## Aim
From the entries provided below, copy each line that contains the word "Reclamation".

## Provided records
***
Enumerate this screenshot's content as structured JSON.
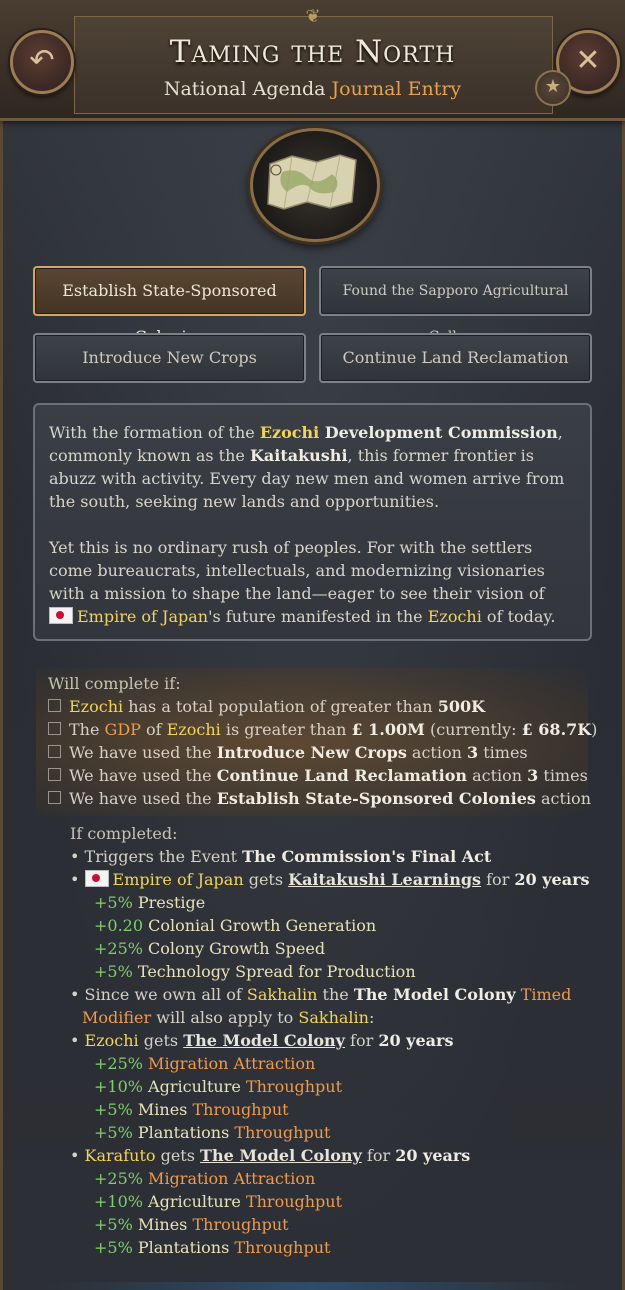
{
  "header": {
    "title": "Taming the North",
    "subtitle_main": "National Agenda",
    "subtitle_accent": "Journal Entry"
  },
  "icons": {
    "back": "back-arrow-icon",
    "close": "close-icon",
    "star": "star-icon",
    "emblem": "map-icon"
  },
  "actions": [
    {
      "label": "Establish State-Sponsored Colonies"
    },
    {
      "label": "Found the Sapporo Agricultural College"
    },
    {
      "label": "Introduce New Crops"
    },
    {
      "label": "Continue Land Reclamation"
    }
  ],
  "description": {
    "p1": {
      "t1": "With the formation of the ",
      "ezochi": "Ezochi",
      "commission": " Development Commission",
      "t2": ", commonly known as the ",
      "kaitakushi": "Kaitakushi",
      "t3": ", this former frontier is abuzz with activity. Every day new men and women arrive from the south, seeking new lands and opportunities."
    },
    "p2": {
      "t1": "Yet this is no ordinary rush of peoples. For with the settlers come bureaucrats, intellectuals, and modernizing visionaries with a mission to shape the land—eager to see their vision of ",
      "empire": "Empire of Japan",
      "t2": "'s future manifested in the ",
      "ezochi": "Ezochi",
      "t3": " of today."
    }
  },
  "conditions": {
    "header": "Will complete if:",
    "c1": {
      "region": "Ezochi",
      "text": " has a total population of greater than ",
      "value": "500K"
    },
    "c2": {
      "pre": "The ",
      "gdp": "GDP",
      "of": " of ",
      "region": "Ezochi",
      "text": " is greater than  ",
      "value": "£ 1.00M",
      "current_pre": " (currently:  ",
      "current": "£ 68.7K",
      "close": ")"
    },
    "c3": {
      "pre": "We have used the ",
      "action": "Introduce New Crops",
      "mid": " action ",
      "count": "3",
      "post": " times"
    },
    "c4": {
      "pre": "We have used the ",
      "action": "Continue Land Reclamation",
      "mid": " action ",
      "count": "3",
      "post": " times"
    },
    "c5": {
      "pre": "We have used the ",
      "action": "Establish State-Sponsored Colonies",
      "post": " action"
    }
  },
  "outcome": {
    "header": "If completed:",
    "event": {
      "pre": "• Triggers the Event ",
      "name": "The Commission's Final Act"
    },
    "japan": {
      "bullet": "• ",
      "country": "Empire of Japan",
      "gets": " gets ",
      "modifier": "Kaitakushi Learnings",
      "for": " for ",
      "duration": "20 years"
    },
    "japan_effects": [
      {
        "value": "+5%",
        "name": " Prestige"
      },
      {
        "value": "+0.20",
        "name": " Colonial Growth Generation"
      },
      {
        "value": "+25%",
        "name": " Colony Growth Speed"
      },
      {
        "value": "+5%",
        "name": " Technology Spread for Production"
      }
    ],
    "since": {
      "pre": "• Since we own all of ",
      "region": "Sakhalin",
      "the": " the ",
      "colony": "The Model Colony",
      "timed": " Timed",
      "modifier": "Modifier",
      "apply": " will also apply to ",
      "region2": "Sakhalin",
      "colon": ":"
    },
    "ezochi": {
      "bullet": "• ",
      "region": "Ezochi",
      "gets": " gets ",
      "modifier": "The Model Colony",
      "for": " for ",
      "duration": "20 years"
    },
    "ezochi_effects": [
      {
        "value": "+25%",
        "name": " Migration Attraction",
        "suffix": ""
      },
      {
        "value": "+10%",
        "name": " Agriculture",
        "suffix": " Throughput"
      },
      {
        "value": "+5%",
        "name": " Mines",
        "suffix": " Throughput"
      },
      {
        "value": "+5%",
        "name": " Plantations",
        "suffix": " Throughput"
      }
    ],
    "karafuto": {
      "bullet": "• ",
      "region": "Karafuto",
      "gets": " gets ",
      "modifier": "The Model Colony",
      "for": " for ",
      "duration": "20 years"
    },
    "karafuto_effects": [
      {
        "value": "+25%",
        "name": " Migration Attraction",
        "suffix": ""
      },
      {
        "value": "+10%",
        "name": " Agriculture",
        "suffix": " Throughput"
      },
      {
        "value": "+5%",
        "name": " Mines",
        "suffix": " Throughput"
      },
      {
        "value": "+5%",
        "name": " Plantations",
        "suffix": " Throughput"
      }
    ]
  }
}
***
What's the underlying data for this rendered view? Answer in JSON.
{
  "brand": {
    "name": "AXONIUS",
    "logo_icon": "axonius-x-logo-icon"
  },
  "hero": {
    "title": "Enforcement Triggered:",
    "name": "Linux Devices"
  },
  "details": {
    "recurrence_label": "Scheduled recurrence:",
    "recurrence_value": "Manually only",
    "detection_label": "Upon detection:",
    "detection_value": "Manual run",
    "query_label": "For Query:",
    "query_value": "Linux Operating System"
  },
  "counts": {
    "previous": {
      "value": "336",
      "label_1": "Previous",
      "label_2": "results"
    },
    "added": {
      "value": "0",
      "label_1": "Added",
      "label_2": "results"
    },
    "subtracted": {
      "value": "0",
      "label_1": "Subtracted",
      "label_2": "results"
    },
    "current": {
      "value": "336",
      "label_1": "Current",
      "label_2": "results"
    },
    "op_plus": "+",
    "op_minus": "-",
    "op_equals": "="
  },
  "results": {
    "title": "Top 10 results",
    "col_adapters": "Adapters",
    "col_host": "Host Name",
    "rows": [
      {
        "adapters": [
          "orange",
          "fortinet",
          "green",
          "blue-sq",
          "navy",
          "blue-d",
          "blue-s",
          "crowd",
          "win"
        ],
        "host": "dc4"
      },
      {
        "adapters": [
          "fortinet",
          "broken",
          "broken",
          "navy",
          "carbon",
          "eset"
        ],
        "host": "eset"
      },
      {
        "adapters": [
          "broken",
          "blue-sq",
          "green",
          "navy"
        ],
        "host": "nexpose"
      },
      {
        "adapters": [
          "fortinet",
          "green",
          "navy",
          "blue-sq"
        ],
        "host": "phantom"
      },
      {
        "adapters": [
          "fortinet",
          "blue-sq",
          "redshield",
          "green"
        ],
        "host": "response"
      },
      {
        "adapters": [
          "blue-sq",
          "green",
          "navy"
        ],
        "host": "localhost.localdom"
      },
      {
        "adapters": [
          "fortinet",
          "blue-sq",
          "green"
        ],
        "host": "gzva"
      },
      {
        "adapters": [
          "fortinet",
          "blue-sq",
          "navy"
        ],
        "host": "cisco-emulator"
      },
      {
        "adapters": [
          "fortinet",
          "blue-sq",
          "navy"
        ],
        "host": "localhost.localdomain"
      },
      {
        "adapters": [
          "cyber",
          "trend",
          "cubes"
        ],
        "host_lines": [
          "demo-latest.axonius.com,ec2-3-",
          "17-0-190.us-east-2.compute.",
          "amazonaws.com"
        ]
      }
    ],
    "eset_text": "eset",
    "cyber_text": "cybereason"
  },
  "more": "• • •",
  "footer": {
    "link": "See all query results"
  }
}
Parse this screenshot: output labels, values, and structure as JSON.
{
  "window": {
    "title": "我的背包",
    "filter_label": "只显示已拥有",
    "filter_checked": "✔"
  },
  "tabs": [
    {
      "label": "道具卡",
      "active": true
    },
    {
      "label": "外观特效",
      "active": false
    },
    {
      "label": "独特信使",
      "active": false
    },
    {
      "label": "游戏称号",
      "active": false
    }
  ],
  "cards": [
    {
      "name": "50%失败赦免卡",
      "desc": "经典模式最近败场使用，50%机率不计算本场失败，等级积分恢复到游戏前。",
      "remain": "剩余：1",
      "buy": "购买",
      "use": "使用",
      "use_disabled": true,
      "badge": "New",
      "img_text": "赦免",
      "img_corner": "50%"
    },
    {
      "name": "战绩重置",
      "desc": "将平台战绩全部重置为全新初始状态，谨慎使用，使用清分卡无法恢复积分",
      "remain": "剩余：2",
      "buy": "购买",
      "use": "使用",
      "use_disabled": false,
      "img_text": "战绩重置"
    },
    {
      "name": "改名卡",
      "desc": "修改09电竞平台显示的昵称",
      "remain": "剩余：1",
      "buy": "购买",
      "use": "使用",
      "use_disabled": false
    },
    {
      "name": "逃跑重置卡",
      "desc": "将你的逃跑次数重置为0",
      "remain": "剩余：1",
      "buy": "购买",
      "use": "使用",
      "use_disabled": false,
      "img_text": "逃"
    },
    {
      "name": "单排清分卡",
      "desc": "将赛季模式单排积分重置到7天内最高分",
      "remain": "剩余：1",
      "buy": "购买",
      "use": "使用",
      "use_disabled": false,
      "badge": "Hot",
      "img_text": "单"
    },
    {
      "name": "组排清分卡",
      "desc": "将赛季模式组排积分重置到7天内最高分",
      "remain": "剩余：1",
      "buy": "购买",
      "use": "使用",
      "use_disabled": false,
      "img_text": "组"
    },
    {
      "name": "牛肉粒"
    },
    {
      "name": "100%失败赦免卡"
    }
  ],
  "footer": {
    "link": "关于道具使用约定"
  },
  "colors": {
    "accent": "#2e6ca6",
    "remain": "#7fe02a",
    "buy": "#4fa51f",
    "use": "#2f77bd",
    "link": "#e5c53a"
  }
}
***
## Result for this exercise
      "label": "Continue Land Reclamation"
      "action": "Continue Land Reclamation",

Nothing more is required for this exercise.